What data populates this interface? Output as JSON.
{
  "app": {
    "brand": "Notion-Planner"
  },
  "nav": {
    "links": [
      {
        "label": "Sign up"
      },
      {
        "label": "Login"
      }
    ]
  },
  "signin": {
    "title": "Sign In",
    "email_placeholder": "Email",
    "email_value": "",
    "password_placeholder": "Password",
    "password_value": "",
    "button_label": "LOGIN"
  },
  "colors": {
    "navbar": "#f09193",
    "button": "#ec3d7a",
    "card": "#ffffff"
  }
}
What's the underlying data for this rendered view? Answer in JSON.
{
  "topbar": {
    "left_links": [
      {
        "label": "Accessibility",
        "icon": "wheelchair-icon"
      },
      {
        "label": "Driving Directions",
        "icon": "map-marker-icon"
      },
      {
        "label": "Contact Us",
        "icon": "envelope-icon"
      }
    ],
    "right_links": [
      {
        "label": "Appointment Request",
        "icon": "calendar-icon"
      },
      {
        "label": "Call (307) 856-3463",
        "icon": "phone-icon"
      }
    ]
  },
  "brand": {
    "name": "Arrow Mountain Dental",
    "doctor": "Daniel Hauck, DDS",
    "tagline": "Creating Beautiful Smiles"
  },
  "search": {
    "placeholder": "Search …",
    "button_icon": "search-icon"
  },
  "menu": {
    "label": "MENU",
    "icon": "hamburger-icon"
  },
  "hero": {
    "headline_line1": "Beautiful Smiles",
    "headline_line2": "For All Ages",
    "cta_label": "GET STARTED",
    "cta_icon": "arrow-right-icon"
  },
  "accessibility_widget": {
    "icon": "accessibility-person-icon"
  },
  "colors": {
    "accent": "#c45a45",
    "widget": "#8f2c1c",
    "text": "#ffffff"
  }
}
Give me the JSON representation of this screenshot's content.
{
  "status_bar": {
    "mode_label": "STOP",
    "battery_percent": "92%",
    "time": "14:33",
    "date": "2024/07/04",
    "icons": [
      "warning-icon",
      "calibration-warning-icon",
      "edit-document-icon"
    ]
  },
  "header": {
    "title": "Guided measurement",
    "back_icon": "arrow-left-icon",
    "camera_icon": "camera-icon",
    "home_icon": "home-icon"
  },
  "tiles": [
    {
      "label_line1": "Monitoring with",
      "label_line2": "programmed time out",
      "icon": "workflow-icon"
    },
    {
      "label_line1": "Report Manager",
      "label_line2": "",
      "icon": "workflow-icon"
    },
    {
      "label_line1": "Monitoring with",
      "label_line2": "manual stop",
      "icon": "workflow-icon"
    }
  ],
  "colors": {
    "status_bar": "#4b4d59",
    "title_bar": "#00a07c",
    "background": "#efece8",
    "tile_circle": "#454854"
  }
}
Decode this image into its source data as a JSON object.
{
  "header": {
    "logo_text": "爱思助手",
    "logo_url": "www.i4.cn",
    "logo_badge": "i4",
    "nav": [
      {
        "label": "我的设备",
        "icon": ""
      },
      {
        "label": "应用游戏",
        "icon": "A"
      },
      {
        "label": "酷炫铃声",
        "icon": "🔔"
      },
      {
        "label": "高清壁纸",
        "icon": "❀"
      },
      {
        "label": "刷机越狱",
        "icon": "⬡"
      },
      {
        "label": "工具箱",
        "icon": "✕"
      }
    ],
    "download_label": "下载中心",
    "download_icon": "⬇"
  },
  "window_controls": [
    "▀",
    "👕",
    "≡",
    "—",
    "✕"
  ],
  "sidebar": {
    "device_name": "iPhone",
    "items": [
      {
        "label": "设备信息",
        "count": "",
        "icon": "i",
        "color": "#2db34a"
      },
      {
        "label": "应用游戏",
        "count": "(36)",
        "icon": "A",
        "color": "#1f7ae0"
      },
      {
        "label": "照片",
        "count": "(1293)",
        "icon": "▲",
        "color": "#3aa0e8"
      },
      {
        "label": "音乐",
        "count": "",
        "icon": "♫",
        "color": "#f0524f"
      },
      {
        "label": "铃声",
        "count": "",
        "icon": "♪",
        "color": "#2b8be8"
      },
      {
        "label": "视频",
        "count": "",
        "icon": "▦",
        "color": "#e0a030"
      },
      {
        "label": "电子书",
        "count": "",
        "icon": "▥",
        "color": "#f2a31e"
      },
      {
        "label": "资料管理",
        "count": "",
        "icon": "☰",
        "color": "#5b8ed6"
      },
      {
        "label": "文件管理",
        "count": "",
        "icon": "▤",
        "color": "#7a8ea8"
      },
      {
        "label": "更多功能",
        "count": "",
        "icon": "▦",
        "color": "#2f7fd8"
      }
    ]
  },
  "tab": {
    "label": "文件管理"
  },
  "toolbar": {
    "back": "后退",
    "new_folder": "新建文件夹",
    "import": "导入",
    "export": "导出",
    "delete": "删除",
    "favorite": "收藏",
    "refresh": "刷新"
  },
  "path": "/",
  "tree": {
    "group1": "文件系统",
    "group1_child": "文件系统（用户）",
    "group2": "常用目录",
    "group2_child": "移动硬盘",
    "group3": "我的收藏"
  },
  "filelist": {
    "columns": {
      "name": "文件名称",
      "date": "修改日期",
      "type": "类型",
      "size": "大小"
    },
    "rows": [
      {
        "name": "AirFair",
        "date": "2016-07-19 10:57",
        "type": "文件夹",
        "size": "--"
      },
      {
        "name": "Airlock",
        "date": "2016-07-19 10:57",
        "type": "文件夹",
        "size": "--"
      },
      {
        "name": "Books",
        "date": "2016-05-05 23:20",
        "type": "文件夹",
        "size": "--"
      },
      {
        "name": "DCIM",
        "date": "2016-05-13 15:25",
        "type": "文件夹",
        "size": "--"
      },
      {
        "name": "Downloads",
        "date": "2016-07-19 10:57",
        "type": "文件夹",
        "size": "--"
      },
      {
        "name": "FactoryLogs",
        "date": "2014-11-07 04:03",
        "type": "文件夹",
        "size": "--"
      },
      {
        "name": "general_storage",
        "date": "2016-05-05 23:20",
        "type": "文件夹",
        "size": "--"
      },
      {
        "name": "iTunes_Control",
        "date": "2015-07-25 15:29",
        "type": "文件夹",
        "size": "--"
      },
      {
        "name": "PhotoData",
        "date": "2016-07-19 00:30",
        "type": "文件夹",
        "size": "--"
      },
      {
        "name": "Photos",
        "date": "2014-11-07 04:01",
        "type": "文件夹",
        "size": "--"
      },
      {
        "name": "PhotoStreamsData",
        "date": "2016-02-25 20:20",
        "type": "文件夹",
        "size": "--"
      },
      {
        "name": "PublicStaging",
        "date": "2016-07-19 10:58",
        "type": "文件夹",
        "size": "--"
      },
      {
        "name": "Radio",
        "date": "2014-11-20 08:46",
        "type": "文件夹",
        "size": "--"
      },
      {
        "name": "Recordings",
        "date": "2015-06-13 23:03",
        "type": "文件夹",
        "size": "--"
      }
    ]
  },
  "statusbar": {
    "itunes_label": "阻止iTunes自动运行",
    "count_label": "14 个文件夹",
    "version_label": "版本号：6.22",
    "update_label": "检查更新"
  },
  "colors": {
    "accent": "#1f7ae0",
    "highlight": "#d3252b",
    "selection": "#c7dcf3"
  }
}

Exercise. Identify and copy lines that hold the string "time".

Solved exercise.
    "time": "14:33",
      "label_line2": "programmed time out",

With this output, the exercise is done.